■ WORK INSTRUCTIONS ■
From the entries below, copy out every line with "Accuracy" in it.

################

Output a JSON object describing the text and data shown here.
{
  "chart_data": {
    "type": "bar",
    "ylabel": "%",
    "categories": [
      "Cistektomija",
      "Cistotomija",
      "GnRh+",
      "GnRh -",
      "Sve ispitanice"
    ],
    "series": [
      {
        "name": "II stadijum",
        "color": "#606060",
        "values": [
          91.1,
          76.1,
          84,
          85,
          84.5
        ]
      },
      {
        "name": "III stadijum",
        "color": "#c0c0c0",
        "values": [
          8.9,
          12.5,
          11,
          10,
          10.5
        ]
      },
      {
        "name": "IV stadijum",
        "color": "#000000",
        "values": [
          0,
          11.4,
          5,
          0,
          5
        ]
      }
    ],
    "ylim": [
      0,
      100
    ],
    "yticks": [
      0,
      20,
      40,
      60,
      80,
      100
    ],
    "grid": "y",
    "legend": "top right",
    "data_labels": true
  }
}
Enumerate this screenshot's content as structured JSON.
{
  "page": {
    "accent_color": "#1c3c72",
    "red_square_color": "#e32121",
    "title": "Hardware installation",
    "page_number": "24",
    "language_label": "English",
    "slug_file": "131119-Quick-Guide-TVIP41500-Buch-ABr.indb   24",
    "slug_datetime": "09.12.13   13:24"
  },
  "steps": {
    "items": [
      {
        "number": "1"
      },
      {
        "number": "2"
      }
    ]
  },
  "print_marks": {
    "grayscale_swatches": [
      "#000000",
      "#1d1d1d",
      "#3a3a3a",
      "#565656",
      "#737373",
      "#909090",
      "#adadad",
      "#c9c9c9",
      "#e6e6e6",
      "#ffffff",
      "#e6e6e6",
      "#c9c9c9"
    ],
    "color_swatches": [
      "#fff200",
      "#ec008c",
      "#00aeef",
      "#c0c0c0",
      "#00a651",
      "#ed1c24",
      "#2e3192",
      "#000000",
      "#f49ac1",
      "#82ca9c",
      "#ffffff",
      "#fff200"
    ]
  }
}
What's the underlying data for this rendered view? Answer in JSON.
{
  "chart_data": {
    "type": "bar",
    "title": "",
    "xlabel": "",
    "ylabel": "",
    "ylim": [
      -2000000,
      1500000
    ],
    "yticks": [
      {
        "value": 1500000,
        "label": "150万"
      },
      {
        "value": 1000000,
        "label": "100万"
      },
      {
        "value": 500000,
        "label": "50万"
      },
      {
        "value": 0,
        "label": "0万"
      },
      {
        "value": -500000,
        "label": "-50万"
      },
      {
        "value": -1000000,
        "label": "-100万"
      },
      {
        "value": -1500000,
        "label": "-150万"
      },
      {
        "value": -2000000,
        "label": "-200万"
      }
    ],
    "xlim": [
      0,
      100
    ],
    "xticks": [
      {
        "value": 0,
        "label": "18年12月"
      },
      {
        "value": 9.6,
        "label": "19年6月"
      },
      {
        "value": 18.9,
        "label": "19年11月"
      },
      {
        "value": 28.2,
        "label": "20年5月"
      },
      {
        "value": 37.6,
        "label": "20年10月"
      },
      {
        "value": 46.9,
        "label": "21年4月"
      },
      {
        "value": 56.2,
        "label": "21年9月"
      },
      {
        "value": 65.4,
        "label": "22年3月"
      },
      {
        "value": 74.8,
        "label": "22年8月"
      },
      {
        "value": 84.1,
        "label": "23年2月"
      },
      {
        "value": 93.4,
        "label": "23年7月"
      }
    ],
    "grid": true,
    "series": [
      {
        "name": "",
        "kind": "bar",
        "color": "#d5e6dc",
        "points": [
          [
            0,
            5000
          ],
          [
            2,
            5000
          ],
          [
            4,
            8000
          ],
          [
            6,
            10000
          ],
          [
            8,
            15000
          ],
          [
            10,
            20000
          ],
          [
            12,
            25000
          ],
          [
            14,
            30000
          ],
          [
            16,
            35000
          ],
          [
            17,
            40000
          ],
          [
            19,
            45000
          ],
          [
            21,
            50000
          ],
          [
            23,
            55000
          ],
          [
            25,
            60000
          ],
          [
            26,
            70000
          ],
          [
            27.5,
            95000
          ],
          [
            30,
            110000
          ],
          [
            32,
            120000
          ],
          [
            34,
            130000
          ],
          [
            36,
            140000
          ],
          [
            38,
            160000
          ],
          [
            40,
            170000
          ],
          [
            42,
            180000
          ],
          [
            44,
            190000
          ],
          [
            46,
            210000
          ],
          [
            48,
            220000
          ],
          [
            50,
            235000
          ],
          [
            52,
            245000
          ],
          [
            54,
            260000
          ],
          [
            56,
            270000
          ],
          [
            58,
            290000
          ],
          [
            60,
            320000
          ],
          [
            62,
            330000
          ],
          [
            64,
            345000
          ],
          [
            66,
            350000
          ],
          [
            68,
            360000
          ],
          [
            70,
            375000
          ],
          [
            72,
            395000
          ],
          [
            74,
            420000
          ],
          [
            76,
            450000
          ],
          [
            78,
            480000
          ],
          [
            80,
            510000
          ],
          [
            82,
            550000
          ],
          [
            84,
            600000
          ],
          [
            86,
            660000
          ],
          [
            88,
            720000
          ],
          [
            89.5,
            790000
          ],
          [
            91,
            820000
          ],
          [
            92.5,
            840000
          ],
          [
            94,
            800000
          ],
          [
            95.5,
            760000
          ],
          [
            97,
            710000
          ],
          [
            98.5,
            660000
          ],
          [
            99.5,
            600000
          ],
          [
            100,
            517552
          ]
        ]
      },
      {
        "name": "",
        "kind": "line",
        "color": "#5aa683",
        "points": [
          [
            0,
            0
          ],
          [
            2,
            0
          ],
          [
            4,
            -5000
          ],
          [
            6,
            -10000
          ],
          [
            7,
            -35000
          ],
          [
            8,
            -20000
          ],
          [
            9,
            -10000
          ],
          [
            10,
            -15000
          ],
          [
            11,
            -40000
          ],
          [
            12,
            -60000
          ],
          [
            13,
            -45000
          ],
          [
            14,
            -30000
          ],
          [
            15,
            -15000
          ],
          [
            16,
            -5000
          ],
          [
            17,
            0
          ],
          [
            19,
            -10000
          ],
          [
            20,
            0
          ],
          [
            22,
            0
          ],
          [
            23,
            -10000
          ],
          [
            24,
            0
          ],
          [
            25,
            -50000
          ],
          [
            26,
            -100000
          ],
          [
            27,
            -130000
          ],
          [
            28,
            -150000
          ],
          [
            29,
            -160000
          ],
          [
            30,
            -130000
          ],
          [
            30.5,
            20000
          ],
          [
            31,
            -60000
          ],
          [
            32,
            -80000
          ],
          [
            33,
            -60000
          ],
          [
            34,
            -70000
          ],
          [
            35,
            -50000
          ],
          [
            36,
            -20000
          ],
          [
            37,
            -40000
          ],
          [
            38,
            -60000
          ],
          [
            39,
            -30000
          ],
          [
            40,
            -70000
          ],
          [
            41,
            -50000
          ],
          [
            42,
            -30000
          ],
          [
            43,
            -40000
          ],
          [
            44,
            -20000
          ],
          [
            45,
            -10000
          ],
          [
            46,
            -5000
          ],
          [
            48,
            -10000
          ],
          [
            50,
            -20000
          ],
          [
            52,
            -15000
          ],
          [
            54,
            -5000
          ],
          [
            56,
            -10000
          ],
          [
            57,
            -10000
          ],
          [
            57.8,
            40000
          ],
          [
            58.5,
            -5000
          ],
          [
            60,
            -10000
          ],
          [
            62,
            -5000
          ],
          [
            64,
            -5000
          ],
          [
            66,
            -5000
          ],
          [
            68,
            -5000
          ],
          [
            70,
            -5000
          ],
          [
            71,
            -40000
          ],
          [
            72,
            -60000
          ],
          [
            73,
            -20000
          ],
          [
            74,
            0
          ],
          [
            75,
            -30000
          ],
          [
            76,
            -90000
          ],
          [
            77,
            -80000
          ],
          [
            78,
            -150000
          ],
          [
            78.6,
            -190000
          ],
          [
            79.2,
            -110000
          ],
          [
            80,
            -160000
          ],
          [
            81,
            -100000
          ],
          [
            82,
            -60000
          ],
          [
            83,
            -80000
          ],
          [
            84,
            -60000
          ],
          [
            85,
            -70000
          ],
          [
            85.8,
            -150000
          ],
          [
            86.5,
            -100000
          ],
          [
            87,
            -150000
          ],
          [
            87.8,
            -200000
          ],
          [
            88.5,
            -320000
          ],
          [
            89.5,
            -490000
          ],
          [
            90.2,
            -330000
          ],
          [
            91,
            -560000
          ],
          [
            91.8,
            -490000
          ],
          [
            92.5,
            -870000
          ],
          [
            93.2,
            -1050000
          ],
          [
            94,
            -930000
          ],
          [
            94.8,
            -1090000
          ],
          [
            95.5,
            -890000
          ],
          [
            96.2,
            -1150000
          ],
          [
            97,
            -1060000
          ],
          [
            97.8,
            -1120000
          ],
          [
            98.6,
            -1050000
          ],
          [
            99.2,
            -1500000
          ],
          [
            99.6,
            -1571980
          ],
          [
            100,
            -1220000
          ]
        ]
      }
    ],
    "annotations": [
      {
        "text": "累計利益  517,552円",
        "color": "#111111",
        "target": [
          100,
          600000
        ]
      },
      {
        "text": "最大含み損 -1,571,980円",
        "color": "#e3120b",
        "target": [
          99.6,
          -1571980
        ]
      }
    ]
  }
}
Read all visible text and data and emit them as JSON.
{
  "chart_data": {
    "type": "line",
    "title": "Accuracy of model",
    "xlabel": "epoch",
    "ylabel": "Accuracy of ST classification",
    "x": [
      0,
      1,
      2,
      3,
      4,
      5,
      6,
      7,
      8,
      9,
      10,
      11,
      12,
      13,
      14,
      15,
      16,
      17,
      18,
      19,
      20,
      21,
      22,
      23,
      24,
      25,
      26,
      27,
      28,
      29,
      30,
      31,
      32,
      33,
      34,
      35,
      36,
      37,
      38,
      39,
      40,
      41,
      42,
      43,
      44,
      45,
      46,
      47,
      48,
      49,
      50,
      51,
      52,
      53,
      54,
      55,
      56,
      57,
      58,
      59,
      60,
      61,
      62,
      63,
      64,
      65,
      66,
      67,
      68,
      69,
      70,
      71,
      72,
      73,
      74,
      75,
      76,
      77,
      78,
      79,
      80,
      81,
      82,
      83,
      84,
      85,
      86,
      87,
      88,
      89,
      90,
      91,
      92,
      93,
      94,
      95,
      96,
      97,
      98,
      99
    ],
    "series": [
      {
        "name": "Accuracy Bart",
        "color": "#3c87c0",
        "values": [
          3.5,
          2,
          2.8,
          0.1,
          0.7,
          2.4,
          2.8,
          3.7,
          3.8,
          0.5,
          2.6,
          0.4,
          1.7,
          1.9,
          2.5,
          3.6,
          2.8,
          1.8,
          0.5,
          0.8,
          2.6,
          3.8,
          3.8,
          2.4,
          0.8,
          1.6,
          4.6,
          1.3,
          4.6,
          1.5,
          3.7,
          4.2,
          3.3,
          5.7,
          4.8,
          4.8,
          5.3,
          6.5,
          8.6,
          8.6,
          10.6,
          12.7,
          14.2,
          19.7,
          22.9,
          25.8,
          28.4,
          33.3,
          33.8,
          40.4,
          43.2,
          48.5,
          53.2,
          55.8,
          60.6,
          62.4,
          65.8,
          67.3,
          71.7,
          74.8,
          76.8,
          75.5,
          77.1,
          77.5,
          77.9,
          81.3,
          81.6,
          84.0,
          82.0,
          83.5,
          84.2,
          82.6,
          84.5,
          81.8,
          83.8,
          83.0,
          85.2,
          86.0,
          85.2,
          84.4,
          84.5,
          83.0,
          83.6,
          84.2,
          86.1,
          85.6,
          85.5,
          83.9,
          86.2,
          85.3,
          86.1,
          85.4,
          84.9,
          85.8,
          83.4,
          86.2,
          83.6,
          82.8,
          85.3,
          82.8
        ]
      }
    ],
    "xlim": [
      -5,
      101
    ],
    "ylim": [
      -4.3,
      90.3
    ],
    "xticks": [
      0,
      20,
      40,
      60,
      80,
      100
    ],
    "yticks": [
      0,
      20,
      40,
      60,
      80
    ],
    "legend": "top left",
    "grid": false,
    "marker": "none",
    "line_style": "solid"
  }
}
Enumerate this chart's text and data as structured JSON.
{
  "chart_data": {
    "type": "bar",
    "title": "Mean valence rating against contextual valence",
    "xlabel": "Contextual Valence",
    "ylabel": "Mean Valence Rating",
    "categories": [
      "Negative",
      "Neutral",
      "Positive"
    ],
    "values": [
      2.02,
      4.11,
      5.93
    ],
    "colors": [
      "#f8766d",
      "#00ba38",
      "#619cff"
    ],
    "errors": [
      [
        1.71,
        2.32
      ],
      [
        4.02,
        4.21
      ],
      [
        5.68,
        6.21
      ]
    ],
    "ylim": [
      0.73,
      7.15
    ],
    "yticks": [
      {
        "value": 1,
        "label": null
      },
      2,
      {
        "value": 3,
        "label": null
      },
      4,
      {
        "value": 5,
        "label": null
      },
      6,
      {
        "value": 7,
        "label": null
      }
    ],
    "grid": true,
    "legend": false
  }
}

################

■ ANSWER BELOW ■
    "title": "Accuracy of model",
    "ylabel": "Accuracy of ST classification",
        "name": "Accuracy Bart",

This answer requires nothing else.